= WRITTEN PROBLEM =
Count every line in the following entries where the word "satu" appears. Give the count alone.

○ ○ ○ ○

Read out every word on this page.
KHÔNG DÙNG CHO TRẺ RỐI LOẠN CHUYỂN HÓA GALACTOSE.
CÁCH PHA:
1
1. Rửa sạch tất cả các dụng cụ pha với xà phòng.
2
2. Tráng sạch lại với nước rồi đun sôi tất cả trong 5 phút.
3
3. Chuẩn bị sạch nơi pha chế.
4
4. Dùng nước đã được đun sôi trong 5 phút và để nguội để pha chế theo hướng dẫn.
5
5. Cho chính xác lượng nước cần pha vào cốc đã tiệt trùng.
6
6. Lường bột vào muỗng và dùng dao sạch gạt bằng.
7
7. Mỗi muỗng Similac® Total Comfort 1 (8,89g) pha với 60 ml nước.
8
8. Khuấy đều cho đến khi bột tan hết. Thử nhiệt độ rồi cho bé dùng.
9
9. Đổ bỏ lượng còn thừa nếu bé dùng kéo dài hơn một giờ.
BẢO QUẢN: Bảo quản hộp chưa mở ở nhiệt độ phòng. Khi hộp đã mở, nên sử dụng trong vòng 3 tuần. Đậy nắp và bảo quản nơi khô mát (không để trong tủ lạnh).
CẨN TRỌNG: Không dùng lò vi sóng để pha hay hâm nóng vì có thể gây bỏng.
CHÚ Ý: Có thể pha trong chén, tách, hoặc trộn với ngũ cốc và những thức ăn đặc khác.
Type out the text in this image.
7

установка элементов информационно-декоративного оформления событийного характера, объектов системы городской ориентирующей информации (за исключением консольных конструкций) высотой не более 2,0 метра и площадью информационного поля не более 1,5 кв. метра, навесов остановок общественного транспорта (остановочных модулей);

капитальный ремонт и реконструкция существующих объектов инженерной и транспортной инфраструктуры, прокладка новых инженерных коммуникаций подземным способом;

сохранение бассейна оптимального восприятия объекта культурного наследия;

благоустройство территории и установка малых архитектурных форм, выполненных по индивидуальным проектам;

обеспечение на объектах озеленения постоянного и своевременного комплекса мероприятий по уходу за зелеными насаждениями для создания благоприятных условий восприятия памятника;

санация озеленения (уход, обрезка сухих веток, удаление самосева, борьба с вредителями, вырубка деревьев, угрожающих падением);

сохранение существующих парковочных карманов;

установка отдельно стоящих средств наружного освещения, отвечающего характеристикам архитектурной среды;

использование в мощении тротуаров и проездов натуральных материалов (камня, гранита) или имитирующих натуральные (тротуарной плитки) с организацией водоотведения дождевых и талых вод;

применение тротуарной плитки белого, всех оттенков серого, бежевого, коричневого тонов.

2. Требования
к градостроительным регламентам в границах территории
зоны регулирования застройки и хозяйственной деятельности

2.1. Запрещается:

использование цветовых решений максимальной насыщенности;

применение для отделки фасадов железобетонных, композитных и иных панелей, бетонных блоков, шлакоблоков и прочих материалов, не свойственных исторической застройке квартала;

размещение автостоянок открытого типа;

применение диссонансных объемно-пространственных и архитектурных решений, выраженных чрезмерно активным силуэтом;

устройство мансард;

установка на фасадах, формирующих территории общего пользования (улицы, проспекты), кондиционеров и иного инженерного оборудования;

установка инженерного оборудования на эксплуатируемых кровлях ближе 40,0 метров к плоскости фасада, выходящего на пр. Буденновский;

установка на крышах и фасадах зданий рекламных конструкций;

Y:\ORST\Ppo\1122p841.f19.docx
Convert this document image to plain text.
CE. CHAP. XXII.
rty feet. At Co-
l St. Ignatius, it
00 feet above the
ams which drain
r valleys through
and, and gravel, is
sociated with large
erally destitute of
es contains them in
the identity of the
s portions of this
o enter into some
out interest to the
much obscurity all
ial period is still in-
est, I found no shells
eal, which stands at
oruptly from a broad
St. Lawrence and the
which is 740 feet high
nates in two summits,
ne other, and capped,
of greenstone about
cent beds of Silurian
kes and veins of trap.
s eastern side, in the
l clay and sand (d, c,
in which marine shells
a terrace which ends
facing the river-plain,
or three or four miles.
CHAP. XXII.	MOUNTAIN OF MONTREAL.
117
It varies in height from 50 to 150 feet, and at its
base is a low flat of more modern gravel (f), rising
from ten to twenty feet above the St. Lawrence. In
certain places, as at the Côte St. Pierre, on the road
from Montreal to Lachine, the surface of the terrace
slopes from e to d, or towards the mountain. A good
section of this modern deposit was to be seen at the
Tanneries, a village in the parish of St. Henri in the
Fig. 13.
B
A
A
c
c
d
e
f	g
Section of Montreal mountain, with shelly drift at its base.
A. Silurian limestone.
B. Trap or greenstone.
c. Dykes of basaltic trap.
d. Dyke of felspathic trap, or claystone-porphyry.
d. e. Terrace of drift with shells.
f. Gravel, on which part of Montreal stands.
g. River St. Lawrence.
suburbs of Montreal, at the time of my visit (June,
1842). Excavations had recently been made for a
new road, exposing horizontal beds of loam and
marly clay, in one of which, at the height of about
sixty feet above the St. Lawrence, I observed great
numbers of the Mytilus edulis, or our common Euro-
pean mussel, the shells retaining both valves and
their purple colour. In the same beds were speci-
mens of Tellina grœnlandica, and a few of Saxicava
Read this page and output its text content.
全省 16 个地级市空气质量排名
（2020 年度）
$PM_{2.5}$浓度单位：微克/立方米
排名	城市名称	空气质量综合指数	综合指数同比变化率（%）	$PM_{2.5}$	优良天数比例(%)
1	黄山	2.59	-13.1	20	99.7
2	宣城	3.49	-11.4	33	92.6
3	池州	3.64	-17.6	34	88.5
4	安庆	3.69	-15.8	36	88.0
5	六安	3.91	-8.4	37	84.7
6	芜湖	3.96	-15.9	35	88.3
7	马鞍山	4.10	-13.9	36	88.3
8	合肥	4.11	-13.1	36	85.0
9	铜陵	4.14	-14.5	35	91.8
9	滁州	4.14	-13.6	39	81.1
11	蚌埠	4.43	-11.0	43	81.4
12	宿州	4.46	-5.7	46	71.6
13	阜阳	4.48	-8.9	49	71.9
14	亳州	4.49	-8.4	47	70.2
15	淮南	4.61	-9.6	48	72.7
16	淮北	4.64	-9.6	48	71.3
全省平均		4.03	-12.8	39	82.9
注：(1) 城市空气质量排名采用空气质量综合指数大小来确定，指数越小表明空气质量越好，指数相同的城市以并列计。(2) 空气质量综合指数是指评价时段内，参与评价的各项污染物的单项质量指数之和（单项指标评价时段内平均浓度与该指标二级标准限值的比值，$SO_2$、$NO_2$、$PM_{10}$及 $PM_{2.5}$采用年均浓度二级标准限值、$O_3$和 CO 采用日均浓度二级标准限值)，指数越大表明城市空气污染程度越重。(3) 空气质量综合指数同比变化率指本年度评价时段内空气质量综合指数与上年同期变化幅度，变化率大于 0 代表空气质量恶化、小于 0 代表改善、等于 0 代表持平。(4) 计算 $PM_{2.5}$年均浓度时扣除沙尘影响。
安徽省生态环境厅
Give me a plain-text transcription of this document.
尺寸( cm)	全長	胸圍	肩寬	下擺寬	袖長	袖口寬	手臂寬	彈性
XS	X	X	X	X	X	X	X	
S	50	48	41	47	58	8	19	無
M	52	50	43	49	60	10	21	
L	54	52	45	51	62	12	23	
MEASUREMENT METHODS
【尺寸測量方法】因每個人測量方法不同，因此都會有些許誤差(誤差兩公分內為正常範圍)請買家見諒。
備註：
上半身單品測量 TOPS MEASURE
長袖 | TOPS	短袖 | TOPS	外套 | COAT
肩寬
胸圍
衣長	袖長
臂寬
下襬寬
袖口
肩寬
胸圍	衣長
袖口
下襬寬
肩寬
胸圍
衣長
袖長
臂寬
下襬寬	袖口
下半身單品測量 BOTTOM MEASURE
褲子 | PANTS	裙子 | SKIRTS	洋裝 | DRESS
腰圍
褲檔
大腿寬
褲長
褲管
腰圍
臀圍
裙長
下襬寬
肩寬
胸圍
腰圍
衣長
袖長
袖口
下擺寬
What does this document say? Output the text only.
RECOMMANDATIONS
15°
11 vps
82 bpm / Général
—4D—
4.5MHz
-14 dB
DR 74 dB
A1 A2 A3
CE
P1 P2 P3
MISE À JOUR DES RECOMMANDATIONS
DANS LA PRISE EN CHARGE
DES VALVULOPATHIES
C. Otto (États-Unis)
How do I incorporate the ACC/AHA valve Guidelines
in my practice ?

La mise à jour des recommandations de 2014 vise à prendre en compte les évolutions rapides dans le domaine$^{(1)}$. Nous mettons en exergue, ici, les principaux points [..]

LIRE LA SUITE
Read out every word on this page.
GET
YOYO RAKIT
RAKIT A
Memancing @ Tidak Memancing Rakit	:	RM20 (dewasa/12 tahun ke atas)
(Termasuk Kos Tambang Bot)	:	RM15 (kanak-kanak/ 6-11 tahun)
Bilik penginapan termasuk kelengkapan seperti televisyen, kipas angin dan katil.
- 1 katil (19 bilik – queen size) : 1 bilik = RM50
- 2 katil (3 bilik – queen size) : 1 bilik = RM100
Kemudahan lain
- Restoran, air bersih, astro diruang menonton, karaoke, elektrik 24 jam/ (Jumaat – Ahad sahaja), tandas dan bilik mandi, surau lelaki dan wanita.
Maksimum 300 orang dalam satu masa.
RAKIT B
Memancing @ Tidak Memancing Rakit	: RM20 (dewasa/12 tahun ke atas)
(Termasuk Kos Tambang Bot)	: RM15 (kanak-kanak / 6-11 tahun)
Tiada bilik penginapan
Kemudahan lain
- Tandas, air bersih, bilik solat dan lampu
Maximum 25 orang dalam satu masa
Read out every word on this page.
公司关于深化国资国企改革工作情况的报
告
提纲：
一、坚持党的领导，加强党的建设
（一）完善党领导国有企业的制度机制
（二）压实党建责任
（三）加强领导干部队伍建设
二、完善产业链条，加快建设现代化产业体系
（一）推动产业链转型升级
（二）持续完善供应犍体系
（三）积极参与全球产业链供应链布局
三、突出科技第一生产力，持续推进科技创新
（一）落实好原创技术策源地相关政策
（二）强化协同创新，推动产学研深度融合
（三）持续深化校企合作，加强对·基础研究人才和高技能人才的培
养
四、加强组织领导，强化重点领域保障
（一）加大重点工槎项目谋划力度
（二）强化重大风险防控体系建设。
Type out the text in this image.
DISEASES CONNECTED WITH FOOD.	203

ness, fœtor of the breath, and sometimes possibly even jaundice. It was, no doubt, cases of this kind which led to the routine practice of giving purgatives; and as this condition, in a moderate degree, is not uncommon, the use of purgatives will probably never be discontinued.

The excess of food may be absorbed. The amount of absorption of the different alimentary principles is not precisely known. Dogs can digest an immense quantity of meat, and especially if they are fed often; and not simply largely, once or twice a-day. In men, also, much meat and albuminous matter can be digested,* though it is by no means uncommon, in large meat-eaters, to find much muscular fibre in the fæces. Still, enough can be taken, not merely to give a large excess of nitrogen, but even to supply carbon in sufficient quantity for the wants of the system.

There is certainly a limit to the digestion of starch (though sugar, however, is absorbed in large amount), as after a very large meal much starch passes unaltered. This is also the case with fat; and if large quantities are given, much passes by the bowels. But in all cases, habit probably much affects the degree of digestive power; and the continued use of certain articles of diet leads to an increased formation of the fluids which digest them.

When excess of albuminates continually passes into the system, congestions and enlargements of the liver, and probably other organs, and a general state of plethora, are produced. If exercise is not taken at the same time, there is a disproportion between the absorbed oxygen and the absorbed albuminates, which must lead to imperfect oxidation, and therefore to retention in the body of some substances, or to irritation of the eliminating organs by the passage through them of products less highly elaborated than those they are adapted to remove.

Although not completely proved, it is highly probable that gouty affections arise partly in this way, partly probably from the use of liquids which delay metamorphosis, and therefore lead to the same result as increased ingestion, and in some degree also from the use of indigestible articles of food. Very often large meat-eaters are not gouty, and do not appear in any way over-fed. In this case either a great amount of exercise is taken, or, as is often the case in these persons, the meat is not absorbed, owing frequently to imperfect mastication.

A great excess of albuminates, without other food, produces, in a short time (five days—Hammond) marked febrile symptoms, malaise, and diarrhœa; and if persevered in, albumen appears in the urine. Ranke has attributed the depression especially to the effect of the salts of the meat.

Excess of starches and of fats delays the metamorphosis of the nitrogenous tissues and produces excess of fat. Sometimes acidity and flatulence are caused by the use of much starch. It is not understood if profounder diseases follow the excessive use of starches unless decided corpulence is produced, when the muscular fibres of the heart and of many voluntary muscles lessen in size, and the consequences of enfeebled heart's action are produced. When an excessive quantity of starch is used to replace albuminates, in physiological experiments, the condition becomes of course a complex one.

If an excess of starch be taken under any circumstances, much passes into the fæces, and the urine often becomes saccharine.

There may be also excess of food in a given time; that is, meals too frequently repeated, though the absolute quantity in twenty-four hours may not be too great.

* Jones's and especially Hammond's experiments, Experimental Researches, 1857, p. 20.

○ ○ ○ ○

= PROBLEM SOLUTION =
2